═══ GIVEN INFORMATION

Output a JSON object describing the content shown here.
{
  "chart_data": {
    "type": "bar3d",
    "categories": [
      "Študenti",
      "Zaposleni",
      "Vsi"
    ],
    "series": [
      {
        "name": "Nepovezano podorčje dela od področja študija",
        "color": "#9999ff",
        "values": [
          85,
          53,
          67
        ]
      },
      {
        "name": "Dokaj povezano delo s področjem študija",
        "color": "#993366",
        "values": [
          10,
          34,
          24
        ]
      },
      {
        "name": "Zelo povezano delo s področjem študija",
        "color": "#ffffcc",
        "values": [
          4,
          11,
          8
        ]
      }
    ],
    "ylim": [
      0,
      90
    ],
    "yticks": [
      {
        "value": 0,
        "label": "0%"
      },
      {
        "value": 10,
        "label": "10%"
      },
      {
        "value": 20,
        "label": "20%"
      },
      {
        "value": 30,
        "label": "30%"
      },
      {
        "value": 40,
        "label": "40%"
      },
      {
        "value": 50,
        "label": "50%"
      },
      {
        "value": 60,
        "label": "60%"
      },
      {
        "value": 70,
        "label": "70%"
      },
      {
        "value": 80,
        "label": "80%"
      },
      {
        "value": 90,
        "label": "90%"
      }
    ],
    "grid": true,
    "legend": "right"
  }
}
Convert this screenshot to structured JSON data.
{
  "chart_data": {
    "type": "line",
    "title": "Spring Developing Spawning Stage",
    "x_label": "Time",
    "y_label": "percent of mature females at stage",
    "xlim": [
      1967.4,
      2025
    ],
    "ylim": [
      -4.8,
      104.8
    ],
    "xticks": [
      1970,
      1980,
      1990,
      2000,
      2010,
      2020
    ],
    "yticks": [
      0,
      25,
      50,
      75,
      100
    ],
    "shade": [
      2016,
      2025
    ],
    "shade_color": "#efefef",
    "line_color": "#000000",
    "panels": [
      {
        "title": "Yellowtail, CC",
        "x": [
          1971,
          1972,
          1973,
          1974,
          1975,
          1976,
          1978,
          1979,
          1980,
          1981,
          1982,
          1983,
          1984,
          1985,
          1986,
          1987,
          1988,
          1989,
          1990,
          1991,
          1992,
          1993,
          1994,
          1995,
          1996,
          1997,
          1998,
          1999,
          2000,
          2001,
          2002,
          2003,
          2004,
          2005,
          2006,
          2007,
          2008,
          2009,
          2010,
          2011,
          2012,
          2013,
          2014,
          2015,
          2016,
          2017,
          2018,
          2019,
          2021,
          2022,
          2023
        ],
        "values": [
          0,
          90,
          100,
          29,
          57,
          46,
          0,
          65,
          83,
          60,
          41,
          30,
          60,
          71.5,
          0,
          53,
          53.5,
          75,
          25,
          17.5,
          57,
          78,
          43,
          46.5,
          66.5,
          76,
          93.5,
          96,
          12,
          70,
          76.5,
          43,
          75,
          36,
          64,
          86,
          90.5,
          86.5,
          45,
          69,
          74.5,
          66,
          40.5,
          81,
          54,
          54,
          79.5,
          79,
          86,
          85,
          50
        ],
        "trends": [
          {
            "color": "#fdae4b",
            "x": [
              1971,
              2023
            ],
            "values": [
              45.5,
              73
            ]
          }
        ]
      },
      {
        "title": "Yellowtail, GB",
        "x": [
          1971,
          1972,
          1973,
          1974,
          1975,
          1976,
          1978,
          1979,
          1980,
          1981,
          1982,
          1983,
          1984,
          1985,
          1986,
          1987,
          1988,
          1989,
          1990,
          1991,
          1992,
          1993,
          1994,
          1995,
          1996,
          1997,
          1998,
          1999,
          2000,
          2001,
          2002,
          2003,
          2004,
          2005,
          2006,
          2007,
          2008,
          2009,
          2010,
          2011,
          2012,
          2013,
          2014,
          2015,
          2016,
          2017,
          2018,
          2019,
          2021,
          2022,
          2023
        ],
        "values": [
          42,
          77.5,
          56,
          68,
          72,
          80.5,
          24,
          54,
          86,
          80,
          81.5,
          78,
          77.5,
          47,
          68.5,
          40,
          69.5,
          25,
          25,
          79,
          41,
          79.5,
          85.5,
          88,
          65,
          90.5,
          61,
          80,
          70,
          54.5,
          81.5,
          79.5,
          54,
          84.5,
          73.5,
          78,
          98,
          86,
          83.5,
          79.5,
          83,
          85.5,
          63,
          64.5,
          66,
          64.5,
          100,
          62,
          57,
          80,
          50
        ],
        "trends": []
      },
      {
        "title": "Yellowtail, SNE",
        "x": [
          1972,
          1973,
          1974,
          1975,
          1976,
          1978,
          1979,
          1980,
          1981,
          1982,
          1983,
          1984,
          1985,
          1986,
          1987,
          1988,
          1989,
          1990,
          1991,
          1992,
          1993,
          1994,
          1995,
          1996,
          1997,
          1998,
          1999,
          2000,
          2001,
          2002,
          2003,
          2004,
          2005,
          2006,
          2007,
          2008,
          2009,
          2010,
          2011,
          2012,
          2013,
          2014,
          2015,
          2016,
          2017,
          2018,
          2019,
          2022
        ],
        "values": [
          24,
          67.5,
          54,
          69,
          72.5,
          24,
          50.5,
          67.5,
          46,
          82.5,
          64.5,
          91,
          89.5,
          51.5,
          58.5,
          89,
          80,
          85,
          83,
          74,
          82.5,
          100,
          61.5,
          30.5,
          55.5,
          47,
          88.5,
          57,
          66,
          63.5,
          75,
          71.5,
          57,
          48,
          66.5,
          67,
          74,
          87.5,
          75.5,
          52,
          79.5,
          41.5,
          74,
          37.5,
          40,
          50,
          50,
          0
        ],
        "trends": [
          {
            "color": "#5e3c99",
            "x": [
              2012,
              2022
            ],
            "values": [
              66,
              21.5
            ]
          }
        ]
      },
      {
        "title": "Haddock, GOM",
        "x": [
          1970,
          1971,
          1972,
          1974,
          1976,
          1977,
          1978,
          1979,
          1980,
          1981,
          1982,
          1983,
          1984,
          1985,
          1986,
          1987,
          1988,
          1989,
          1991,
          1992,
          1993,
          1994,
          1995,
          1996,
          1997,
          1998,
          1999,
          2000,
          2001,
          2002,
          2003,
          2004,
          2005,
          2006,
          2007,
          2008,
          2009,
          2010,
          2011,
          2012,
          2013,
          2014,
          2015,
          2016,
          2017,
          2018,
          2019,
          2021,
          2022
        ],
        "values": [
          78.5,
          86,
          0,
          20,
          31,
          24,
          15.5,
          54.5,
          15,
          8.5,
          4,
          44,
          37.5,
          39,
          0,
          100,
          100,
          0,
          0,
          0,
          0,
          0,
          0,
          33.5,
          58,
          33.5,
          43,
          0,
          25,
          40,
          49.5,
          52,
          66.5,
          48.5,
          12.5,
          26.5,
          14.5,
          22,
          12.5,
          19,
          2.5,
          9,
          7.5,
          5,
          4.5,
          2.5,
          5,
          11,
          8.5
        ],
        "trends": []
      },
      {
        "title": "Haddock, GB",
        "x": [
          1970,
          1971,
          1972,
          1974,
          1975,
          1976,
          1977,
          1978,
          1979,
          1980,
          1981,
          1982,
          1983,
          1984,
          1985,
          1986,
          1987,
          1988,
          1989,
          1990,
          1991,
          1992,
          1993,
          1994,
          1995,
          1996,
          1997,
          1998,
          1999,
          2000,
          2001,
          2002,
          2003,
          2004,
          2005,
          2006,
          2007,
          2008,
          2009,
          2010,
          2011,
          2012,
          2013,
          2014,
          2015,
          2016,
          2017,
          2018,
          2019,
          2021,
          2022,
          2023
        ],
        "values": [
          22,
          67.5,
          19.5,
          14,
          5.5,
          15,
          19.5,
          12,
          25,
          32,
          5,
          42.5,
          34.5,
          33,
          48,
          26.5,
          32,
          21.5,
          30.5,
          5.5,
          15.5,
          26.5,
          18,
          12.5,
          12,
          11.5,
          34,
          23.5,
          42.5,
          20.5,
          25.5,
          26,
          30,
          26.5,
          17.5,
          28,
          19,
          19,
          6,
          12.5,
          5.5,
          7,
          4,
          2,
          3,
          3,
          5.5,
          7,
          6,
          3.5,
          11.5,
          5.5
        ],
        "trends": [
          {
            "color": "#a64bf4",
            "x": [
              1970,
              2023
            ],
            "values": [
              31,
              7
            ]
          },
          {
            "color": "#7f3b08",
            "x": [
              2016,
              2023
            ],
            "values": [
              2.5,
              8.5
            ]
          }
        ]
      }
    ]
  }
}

══════
═══ GIVEN INFORMATION

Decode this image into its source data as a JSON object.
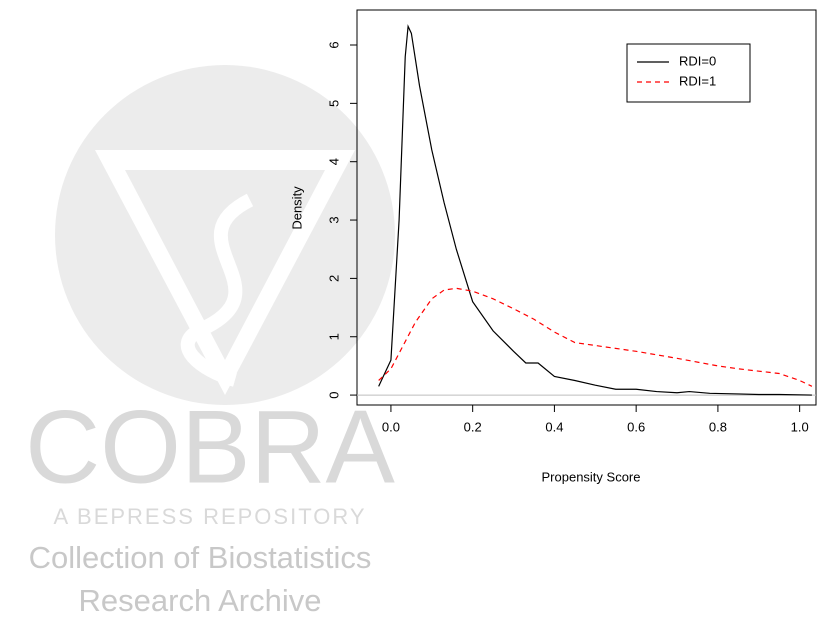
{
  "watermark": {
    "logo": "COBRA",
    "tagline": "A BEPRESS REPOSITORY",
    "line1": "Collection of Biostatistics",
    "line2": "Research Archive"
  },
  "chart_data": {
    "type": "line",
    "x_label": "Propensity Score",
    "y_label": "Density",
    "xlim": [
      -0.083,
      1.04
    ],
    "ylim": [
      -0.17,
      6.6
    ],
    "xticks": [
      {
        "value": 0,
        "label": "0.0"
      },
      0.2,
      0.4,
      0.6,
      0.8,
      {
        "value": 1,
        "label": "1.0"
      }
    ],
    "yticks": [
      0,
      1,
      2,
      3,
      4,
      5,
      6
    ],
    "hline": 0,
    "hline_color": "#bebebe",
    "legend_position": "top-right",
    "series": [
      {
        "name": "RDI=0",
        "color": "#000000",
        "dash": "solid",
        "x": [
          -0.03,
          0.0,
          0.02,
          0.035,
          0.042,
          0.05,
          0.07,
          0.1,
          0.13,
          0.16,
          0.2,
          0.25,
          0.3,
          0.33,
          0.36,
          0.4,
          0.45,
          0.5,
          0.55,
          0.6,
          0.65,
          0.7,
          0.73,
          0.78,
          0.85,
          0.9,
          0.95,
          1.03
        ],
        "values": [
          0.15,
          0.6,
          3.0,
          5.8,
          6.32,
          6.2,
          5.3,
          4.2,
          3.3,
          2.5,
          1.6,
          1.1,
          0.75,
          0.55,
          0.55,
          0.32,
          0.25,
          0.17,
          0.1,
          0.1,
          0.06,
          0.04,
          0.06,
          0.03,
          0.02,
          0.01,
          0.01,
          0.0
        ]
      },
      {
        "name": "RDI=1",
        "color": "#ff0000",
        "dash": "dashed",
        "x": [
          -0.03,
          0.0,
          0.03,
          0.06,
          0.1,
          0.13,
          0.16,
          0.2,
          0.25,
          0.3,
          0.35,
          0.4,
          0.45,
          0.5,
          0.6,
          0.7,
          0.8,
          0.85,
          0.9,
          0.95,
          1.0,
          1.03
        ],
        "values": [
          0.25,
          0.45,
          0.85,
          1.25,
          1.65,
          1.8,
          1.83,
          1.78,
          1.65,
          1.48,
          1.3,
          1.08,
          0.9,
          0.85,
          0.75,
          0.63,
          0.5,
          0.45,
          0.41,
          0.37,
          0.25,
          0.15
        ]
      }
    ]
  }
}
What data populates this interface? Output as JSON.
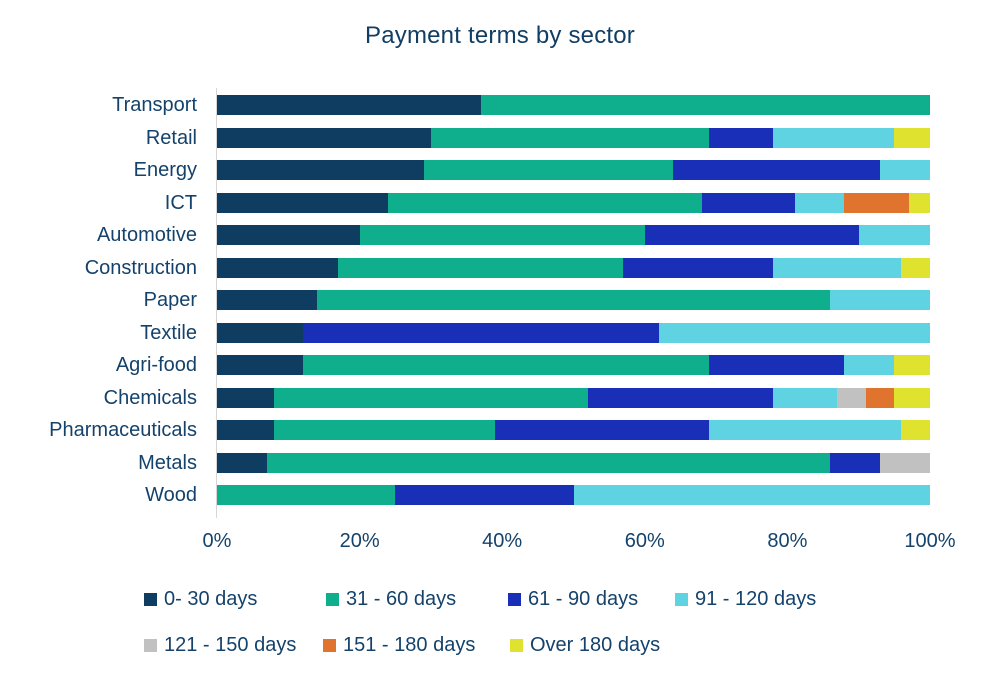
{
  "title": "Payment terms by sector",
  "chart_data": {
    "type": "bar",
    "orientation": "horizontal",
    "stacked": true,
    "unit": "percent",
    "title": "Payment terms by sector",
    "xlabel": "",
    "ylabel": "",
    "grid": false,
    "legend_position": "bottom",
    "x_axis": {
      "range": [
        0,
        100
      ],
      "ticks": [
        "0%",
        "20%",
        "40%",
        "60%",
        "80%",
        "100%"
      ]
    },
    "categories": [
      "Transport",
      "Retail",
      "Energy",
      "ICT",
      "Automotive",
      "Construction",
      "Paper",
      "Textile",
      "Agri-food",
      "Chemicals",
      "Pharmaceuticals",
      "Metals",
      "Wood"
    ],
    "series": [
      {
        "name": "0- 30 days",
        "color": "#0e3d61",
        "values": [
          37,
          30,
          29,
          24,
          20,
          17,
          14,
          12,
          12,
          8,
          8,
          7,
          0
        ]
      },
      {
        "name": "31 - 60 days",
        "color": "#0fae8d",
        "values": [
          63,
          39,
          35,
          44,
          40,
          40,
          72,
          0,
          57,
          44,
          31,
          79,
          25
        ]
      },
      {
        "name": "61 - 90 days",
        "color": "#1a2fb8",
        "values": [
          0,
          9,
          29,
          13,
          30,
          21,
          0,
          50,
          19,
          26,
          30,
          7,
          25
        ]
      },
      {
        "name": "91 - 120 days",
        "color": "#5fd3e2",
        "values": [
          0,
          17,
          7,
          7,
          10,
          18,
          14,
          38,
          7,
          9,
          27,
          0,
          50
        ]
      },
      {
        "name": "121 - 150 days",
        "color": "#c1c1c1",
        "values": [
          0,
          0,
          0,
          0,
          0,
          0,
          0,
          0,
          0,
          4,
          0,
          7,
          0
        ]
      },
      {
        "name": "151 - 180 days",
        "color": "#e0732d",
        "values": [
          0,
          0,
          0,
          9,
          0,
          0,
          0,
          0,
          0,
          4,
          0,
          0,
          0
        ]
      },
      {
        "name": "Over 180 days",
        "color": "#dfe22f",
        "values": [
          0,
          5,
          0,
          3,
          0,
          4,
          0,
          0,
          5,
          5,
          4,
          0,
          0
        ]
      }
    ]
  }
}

══════

## WHAT YOU HAVE TO DO
Make a copy of each line that contains the string "terms".

## OUTPUT OF THE TASK
  "title": "Payment terms by sector",
    "title": "Payment terms by sector",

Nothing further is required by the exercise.